§ Work to do:
State how many lines of the entries hold the string "days", and output nothing but that count.

+ + +

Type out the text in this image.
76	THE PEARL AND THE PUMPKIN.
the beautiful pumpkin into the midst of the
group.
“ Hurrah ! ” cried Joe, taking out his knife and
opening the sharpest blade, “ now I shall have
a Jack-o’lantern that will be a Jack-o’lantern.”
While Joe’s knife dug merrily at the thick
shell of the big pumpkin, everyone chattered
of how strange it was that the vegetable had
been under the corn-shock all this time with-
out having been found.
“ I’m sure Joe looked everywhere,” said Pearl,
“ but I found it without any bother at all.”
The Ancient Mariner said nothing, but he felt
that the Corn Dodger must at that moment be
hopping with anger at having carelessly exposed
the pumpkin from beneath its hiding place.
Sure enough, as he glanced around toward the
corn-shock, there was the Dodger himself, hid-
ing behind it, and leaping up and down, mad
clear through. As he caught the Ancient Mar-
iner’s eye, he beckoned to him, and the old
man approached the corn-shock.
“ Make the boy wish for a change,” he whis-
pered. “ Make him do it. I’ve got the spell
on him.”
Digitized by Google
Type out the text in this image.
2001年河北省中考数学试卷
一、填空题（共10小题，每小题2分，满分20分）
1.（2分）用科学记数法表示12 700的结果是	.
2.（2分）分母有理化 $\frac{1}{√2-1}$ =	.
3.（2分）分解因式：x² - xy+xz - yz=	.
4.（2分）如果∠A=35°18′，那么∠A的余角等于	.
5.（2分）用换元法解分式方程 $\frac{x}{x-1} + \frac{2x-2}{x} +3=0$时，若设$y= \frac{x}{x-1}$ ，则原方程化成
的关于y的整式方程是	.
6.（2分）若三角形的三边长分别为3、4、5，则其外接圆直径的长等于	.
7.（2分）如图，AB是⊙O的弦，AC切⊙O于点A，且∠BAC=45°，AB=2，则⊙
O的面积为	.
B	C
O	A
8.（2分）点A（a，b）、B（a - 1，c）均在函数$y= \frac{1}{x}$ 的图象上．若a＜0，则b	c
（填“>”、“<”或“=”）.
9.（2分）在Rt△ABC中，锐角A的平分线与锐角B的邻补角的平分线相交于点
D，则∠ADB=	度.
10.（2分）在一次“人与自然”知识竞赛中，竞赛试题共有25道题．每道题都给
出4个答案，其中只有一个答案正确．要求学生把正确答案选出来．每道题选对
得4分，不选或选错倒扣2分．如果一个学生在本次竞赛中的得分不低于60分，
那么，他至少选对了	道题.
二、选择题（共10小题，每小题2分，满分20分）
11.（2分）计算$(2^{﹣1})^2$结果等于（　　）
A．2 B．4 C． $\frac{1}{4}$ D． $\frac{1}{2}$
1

+ + +

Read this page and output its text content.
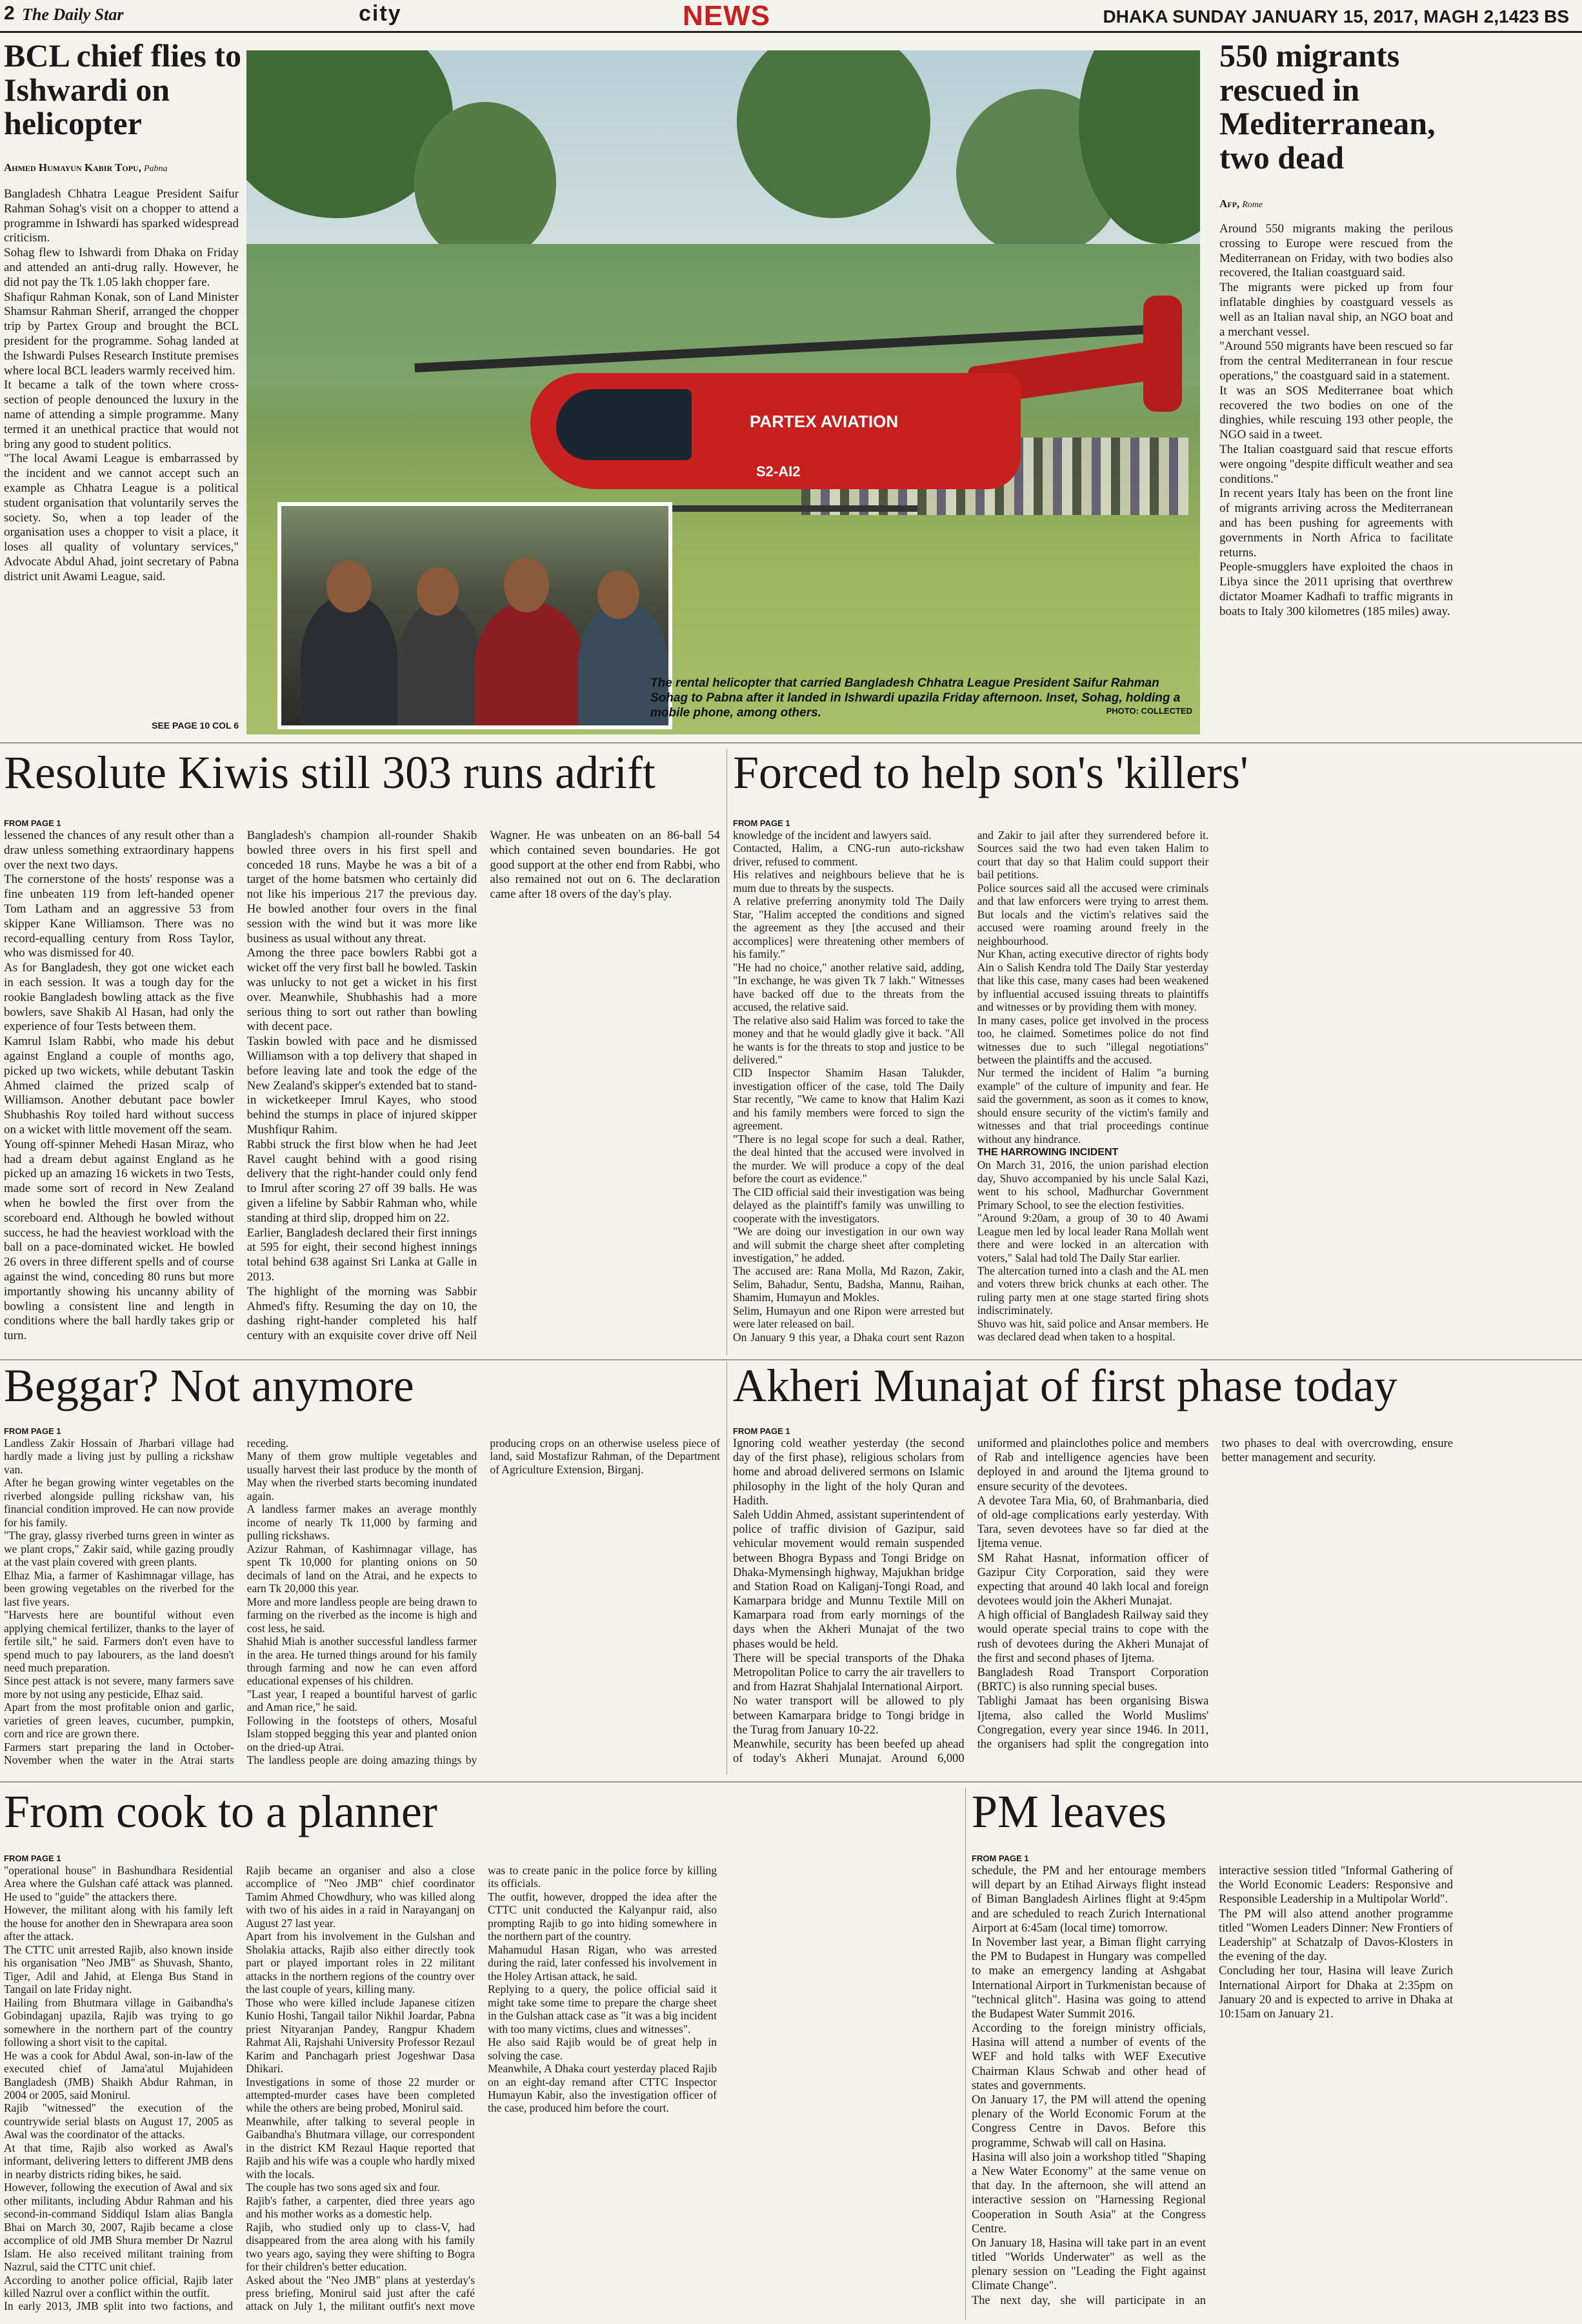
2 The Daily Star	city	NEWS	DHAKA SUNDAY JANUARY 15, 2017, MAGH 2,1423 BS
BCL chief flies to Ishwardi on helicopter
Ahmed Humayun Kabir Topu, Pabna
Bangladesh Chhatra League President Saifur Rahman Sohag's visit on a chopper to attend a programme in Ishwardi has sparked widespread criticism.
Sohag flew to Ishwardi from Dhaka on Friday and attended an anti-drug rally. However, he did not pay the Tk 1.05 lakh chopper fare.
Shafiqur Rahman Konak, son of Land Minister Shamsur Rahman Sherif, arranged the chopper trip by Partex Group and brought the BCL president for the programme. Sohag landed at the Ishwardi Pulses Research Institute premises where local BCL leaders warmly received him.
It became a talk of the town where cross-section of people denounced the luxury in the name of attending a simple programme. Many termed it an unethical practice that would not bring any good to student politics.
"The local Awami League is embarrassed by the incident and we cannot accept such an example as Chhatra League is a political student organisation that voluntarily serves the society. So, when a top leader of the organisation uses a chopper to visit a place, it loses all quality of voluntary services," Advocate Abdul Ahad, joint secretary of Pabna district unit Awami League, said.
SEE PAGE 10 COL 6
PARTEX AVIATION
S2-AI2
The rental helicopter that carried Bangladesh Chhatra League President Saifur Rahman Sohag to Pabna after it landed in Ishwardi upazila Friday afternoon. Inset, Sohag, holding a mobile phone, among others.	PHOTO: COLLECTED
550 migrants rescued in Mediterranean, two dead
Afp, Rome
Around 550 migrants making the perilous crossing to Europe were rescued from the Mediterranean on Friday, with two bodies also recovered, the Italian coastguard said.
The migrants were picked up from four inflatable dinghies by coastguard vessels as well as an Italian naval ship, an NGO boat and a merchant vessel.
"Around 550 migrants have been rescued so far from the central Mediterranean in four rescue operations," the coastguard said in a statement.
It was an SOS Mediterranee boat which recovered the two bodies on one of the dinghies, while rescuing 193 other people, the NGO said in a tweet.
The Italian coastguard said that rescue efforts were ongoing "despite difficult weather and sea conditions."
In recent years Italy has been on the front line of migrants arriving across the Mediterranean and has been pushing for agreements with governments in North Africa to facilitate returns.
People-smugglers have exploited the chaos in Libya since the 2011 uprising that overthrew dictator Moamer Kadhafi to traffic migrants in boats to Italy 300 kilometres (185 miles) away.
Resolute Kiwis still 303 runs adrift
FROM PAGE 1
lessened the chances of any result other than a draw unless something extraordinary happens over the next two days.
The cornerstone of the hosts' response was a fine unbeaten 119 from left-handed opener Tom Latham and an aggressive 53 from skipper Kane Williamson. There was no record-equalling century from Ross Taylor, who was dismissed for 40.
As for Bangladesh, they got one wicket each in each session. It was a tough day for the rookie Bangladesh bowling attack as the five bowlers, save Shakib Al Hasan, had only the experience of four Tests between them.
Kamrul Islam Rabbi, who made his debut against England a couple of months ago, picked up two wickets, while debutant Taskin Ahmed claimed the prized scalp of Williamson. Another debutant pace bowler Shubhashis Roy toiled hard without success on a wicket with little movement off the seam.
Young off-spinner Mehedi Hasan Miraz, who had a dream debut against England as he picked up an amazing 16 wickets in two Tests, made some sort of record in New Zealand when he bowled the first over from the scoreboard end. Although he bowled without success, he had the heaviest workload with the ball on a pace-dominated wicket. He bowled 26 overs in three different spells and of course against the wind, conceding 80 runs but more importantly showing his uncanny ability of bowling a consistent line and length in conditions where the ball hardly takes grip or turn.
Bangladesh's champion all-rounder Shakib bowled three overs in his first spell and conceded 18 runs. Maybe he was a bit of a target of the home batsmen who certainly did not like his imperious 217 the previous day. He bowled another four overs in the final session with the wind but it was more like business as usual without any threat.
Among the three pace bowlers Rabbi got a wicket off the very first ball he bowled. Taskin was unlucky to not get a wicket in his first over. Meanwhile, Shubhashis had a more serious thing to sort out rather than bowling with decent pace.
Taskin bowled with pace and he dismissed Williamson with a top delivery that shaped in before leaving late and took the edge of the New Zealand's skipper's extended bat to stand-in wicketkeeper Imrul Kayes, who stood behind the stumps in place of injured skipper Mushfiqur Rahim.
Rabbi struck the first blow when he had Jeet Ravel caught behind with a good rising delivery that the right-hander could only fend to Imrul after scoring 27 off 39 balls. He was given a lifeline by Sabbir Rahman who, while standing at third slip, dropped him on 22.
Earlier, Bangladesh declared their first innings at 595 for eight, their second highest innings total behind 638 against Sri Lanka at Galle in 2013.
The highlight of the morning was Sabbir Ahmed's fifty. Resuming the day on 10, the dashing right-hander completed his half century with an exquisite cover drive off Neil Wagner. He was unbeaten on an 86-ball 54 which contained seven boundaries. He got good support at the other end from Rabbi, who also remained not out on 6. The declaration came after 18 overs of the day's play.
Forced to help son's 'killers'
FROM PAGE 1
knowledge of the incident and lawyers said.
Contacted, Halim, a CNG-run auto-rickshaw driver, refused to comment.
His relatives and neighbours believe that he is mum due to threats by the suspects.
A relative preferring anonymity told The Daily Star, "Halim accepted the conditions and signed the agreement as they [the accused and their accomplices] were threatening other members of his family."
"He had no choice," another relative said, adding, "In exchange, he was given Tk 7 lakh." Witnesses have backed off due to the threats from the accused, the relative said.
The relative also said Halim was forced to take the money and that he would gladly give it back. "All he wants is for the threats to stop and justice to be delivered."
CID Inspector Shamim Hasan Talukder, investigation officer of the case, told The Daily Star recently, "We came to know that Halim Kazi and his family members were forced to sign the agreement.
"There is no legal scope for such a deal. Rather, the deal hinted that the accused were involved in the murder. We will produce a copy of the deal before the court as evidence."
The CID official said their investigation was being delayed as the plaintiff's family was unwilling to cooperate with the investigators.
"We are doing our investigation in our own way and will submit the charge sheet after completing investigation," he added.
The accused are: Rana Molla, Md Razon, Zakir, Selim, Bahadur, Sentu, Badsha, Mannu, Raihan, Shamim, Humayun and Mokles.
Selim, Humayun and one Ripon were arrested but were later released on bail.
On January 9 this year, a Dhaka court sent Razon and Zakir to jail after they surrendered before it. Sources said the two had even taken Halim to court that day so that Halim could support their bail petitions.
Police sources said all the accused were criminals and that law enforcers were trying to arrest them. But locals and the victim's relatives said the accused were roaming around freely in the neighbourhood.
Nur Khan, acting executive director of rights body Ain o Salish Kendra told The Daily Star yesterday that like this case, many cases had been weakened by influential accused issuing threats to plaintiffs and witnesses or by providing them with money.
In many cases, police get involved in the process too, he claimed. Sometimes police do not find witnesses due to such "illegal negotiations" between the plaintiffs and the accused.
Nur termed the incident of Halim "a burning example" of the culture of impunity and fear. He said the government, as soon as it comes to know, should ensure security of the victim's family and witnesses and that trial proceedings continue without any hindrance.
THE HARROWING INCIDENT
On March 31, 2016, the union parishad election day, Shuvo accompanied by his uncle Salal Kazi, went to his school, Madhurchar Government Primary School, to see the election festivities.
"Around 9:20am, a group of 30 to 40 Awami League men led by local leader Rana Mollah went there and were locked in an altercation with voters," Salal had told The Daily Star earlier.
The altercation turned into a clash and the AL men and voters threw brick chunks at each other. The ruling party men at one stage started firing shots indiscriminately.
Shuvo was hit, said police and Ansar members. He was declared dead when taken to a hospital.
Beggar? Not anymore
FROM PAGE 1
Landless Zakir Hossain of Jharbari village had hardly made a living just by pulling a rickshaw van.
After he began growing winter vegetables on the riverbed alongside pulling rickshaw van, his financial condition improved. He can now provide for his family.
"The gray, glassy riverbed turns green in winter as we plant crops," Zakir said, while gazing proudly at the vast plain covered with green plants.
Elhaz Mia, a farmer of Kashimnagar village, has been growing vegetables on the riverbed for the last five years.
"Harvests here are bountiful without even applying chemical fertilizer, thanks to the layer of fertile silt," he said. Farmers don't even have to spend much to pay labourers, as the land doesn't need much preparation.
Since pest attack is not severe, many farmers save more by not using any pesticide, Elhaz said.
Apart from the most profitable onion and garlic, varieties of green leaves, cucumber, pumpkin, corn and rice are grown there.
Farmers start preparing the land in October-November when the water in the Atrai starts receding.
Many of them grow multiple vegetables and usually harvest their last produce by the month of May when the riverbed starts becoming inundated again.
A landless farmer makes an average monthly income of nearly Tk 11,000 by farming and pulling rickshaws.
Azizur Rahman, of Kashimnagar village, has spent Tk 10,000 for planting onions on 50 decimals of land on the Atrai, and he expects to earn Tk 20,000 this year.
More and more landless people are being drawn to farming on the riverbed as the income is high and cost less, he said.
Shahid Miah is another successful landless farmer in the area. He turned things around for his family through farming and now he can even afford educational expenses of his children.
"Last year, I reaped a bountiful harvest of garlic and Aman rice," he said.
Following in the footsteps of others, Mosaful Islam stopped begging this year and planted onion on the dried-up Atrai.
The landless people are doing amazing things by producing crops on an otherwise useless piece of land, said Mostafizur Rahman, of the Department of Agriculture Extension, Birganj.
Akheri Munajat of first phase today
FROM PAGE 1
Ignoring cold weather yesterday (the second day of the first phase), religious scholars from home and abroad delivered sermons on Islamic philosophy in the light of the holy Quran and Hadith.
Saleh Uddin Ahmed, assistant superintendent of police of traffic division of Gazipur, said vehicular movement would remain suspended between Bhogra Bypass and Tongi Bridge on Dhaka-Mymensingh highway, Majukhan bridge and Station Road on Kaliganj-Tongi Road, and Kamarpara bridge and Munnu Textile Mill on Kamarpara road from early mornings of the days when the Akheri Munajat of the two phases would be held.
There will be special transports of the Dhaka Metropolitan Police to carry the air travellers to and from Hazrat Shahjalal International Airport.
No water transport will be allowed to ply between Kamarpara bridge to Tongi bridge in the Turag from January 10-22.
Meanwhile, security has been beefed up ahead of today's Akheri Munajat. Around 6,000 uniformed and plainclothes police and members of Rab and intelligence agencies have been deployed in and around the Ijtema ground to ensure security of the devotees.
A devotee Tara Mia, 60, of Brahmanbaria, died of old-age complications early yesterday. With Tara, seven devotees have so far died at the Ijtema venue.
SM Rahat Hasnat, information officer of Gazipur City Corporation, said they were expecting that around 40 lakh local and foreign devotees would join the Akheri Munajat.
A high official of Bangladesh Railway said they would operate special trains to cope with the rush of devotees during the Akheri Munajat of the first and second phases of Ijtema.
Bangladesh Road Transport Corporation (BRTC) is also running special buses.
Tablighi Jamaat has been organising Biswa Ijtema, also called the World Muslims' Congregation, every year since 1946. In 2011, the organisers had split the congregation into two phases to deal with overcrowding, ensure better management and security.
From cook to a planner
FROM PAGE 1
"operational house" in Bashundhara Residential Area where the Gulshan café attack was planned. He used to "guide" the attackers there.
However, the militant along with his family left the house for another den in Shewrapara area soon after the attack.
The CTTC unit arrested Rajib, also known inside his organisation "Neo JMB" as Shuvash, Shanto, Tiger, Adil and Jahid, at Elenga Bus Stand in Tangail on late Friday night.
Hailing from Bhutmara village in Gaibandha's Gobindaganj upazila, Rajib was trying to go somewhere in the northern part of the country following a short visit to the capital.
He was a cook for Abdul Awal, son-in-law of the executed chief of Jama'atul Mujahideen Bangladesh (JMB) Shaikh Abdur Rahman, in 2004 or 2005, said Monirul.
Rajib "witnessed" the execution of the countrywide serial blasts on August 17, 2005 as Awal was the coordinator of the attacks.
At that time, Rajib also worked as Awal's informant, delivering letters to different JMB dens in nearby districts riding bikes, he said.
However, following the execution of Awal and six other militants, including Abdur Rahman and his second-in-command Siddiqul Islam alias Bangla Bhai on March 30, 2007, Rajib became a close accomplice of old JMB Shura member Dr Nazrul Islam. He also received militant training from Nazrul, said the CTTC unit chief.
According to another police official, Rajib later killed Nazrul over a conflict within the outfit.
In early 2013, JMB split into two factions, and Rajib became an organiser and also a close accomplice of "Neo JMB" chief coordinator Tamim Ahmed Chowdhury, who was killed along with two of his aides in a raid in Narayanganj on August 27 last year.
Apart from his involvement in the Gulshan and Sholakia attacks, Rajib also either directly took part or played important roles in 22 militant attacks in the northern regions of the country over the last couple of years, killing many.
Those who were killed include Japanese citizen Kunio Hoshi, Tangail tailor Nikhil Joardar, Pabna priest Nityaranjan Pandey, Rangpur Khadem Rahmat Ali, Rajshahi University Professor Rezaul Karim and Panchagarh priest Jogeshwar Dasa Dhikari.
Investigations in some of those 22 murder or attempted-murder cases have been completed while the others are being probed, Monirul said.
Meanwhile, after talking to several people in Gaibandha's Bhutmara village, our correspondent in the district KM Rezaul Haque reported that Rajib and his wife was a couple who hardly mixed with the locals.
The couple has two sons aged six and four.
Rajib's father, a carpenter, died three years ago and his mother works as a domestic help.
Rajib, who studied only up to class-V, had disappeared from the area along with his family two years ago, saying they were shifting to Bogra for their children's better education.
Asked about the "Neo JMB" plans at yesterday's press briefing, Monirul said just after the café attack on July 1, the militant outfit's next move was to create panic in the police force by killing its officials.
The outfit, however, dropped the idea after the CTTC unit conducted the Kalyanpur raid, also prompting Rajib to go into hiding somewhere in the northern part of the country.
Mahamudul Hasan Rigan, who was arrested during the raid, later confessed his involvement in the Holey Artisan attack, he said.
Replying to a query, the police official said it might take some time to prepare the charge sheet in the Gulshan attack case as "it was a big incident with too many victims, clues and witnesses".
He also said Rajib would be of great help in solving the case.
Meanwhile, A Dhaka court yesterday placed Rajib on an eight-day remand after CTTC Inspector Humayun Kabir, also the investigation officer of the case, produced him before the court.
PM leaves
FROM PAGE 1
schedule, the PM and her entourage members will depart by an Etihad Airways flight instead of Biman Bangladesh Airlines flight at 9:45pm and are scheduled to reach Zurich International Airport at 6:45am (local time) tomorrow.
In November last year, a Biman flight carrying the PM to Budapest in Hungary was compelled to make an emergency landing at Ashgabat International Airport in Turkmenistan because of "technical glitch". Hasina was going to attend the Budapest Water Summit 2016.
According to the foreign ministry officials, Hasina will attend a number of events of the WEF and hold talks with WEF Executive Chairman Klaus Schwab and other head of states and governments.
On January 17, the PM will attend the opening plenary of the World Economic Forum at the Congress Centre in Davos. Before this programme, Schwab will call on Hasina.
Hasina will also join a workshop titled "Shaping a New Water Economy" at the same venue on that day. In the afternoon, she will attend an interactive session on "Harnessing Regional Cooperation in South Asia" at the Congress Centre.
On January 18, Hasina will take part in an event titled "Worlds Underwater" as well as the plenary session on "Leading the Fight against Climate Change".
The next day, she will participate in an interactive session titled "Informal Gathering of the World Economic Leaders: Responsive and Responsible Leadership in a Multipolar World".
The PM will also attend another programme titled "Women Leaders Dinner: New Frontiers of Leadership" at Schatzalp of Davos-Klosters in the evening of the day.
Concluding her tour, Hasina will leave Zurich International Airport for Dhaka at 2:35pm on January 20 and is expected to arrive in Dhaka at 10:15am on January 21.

+ + +

§ Worked solution:
2